Extracted data entries
+---+

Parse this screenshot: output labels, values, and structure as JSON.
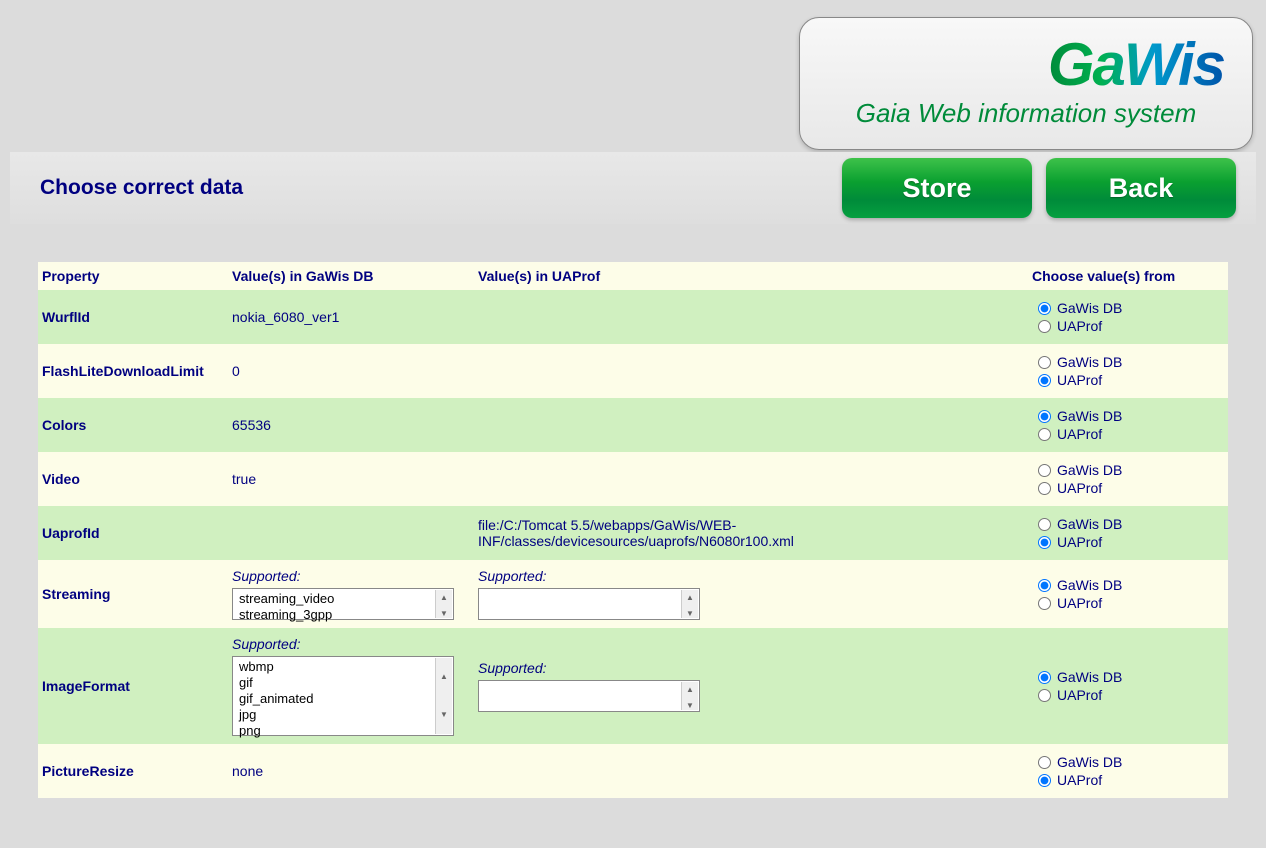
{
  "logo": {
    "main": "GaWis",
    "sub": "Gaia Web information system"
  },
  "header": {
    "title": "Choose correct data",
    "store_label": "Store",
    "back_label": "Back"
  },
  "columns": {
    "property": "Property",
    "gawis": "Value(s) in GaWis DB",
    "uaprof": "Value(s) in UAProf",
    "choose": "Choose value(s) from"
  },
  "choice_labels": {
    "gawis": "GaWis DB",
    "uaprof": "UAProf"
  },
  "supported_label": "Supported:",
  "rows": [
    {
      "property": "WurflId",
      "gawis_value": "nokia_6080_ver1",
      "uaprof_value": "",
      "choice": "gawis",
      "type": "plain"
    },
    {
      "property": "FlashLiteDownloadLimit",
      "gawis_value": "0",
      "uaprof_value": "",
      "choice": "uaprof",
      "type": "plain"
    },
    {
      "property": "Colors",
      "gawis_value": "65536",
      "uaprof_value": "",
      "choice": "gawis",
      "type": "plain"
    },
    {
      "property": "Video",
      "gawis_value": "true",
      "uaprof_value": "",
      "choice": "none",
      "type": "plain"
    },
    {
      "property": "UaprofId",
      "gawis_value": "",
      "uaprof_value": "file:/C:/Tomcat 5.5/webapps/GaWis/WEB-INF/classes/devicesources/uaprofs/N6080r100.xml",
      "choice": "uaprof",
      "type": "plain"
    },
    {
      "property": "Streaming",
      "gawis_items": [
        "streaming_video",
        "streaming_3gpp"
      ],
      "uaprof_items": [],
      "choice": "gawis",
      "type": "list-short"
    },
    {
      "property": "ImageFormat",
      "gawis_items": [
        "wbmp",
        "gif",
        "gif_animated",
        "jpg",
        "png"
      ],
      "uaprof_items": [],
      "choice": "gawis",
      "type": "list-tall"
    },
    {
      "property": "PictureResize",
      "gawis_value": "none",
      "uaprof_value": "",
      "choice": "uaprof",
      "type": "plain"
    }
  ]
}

+---+

:: STATED TASK ::
Collect, from the material above, every line containing the word "property".

:: OUTPUT FOR THIS TASK ::
    "property": "Property",
      "property": "WurflId",
      "property": "FlashLiteDownloadLimit",
      "property": "Colors",
      "property": "Video",
      "property": "UaprofId",
      "property": "Streaming",
      "property": "ImageFormat",
      "property": "PictureResize",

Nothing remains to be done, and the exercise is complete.